# Exercise task:
Render the records from their first line through the line that contains "- kembali-button[interactable]: Kembali: [856, 434, 929, 470]" as a JSON list of strings, one string per line, leaving out blank lines and anything after that line.

# Source data:

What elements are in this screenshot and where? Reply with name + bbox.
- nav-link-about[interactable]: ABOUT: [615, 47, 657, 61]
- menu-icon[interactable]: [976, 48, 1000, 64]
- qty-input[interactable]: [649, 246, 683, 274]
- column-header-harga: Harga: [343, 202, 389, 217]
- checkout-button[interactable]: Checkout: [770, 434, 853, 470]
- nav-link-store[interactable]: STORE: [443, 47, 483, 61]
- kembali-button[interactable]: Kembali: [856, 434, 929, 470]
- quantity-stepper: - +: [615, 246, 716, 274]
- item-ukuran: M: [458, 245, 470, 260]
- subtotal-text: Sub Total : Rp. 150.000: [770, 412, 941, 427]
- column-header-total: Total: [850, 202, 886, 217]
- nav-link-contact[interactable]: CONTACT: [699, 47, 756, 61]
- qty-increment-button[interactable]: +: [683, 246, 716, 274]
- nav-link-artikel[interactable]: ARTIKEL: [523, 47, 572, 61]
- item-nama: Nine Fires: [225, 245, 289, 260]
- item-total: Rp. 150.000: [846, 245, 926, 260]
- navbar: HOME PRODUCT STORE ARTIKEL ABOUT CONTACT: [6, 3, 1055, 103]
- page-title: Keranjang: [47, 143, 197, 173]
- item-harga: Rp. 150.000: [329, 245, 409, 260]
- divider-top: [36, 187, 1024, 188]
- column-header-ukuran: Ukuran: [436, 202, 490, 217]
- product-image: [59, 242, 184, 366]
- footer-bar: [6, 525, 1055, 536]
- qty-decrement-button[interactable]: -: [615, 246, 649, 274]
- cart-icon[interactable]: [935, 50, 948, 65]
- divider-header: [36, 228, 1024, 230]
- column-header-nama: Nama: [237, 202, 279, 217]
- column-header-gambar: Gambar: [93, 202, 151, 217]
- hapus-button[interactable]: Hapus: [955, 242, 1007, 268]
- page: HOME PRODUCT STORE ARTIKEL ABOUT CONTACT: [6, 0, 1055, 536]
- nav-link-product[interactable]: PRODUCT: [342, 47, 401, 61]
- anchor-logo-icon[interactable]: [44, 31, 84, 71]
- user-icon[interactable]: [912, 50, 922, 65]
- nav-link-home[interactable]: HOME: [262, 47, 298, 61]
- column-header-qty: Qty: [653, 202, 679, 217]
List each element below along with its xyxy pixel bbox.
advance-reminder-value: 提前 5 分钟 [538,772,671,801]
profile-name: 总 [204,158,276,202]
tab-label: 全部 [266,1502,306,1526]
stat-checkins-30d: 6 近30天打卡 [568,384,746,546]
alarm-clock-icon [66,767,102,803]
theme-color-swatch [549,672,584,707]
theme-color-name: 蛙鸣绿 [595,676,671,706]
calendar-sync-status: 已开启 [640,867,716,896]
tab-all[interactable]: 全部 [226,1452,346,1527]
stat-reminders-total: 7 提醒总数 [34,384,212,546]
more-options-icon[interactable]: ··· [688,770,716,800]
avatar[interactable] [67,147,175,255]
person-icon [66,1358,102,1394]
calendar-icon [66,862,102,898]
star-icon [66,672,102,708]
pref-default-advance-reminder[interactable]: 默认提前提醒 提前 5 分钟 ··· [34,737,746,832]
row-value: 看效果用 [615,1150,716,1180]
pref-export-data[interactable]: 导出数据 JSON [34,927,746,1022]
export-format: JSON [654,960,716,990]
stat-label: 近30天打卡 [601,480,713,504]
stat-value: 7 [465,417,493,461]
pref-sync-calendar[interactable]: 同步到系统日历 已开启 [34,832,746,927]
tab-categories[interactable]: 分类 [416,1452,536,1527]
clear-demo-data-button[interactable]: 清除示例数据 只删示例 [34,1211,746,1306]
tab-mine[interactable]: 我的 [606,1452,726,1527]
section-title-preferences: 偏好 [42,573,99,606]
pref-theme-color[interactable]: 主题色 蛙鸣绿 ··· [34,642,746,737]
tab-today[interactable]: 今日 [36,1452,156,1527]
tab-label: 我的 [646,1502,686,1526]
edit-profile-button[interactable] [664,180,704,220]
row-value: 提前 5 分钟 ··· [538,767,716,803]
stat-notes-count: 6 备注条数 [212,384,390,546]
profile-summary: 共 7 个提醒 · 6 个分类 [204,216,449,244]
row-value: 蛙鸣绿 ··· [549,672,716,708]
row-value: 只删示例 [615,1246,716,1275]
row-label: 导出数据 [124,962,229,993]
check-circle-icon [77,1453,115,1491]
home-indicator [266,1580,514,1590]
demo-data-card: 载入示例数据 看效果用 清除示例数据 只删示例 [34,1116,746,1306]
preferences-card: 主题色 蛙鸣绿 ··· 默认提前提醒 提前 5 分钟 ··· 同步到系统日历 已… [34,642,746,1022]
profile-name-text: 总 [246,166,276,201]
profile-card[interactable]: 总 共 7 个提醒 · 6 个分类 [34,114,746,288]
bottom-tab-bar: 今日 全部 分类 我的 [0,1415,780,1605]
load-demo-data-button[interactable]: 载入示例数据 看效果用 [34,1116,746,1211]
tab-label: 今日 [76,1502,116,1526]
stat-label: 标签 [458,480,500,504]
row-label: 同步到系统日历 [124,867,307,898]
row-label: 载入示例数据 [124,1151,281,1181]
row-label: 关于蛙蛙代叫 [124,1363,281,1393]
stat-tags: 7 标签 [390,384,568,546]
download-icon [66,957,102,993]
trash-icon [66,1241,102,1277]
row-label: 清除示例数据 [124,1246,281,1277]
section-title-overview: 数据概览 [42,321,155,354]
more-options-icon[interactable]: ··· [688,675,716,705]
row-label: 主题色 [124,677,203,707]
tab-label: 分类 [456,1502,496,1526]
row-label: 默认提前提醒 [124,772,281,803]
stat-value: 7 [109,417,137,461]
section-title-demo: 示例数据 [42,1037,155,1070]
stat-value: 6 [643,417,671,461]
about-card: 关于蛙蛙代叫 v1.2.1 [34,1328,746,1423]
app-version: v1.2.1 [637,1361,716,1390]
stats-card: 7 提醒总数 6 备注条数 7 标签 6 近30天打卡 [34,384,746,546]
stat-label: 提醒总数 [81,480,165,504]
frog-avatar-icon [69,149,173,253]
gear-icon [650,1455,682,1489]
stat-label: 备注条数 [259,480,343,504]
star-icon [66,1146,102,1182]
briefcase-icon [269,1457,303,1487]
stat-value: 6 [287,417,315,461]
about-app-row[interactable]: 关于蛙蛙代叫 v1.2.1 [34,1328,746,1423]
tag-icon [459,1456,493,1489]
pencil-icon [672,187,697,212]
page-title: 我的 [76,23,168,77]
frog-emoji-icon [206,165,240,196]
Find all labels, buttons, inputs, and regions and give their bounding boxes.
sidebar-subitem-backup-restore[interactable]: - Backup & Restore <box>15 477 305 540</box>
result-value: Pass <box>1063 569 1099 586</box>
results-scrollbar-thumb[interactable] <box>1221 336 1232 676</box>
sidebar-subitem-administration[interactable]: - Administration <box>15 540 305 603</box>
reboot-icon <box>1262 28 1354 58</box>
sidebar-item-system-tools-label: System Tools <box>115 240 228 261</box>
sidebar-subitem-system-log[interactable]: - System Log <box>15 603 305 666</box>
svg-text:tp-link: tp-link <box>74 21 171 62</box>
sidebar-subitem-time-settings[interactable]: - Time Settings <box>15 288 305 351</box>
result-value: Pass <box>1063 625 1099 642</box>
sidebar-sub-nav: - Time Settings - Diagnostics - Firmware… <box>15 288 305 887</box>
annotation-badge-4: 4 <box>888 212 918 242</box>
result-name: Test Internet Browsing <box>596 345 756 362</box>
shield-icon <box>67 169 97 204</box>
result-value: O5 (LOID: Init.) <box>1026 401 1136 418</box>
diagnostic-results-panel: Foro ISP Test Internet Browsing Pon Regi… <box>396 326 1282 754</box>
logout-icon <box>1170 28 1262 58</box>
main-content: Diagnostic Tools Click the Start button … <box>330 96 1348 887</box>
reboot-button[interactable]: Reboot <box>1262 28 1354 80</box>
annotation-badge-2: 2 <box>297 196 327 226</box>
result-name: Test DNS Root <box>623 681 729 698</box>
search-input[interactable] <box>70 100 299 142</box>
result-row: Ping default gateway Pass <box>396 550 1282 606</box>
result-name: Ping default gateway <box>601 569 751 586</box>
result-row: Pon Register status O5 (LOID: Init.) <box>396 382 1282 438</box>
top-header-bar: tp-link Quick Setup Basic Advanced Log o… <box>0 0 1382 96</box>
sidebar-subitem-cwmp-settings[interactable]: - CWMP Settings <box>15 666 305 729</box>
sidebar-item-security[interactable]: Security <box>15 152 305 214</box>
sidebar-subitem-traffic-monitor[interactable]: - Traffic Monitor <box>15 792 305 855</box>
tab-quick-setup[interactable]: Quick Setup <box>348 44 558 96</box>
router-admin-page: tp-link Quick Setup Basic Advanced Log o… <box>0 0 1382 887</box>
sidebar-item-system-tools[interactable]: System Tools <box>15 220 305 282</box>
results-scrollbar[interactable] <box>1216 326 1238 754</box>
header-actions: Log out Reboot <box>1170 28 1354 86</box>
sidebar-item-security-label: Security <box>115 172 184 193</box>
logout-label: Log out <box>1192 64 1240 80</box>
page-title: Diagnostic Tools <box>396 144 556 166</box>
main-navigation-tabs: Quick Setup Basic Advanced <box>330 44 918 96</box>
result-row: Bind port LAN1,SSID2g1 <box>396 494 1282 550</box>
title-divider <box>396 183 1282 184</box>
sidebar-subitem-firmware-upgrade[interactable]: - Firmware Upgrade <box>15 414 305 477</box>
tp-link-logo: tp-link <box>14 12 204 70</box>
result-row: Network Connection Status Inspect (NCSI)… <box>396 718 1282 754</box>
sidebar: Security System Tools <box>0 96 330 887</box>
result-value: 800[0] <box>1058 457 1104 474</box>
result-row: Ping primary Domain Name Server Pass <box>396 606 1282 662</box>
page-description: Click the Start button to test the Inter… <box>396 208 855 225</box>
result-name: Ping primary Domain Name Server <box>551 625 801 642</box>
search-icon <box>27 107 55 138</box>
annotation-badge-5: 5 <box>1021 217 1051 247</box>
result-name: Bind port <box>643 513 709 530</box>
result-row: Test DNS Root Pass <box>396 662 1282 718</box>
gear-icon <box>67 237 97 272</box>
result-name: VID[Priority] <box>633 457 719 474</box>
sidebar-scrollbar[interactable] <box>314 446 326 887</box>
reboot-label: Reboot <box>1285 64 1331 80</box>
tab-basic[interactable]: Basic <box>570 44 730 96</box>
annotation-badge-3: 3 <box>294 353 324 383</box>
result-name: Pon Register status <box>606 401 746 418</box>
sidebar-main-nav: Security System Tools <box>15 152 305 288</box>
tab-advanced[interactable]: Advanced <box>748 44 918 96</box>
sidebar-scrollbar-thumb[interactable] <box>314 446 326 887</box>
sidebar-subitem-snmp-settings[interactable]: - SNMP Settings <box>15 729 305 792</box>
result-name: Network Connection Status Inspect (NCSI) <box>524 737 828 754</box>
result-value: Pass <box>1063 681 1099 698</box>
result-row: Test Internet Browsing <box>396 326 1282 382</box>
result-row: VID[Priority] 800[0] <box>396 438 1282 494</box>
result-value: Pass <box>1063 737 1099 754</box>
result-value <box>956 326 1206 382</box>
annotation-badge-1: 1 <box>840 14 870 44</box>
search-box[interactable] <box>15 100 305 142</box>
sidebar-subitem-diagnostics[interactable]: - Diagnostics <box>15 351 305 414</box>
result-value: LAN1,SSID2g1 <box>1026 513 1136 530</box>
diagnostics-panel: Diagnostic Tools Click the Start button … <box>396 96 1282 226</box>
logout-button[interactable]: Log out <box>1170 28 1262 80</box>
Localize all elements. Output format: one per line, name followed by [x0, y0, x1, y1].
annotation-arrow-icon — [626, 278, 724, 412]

# Solution:
[
  "What elements are in this screenshot and where? Reply with name + bbox.",
  "- nav-link-about[interactable]: ABOUT: [615, 47, 657, 61]",
  "- menu-icon[interactable]: [976, 48, 1000, 64]",
  "- qty-input[interactable]: [649, 246, 683, 274]",
  "- column-header-harga: Harga: [343, 202, 389, 217]",
  "- checkout-button[interactable]: Checkout: [770, 434, 853, 470]",
  "- nav-link-store[interactable]: STORE: [443, 47, 483, 61]",
  "- kembali-button[interactable]: Kembali: [856, 434, 929, 470]"
]